**Dataset records:**

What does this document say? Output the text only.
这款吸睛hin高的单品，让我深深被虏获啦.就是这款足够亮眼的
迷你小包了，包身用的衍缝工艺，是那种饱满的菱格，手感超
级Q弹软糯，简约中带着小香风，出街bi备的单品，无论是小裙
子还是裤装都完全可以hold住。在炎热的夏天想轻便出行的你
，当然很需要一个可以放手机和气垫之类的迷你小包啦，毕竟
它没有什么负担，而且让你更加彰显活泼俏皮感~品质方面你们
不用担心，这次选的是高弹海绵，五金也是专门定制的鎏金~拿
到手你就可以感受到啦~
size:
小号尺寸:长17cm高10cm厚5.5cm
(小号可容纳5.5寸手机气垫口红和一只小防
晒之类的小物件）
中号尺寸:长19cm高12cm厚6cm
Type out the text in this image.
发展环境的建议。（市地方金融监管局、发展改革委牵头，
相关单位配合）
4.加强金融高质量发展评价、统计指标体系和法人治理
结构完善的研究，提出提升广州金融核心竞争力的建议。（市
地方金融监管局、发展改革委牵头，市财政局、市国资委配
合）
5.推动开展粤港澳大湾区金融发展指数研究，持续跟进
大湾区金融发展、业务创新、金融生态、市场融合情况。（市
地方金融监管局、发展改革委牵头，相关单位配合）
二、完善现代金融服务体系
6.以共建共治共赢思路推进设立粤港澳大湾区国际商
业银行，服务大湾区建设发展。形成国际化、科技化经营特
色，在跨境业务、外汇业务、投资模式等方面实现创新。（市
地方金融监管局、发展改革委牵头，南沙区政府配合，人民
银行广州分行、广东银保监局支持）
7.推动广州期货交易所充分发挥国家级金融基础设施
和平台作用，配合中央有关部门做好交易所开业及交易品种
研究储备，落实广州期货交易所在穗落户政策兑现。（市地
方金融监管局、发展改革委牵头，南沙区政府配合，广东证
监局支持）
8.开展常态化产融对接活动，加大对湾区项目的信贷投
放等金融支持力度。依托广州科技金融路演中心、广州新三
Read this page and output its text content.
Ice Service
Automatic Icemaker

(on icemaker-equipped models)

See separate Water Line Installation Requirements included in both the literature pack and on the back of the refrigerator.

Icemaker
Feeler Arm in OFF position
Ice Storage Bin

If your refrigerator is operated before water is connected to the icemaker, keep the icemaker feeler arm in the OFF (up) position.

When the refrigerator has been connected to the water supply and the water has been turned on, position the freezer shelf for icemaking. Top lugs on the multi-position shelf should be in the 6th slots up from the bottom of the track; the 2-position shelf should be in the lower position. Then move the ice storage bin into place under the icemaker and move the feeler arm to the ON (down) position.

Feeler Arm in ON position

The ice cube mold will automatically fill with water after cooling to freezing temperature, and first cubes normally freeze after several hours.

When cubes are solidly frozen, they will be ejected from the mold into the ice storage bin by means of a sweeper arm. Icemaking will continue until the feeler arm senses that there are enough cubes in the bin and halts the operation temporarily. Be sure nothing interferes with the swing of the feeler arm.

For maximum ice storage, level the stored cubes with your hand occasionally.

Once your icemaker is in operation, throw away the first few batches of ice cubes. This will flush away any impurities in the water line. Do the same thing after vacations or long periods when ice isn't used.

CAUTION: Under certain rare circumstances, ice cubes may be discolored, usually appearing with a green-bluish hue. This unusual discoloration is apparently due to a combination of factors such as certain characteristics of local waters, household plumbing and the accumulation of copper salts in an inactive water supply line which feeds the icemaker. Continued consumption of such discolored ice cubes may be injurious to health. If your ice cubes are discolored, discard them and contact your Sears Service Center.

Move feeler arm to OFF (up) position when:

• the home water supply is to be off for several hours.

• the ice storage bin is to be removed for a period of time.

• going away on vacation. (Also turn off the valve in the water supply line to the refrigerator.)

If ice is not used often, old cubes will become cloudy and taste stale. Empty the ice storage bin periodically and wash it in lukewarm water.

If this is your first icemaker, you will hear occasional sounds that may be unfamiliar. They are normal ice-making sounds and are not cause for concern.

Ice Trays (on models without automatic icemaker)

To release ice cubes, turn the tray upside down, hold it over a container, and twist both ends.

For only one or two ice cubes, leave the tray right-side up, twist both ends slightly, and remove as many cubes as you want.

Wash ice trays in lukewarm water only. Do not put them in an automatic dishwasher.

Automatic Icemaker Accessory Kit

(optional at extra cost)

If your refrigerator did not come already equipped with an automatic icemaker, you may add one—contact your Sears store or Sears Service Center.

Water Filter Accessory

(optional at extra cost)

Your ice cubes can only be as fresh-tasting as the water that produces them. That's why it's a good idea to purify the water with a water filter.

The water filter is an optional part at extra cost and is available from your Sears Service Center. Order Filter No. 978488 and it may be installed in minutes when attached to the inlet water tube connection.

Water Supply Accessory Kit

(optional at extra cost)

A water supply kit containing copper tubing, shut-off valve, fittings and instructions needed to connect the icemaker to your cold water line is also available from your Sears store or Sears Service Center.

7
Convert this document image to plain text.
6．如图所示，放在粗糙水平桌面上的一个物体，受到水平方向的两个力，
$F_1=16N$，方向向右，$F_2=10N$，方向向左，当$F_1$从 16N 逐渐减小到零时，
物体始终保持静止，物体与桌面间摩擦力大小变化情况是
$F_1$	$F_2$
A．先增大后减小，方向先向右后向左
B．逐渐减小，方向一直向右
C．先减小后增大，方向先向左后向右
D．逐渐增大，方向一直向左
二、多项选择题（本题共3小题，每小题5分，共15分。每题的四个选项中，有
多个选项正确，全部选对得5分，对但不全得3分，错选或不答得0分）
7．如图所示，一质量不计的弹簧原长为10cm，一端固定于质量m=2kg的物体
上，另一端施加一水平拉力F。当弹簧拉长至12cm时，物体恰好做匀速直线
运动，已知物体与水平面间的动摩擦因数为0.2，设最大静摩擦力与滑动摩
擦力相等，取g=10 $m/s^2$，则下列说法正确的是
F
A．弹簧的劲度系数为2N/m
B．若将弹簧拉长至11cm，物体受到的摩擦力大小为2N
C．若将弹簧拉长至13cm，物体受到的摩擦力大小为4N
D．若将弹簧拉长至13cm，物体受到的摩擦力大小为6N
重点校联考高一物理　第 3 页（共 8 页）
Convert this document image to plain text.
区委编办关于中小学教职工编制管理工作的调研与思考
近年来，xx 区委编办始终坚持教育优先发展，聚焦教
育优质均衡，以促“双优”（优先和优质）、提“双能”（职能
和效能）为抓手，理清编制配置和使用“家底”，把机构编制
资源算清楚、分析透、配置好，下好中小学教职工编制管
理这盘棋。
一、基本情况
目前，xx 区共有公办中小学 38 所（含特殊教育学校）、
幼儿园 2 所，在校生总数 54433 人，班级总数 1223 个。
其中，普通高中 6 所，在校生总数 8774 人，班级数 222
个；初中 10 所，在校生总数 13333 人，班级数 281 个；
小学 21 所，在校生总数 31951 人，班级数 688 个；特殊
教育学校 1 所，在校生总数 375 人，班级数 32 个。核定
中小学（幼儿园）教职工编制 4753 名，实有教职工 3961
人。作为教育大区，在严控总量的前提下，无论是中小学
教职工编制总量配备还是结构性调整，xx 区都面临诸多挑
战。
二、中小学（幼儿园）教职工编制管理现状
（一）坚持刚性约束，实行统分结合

**The request:**
Pull out every line holding "that" from the records above, and copy it.

**Reply to the task:**
When cubes are solidly frozen, they will be ejected from the mold into the ice storage bin by means of a sweeper arm. Icemaking will continue until the feeler arm senses that there are enough cubes in the bin and halts the operation temporarily. Be sure nothing interferes with the swing of the feeler arm.
If this is your first icemaker, you will hear occasional sounds that may be unfamiliar. They are normal ice-making sounds and are not cause for concern.
Your ice cubes can only be as fresh-tasting as the water that produces them. That's why it's a good idea to purify the water with a water filter.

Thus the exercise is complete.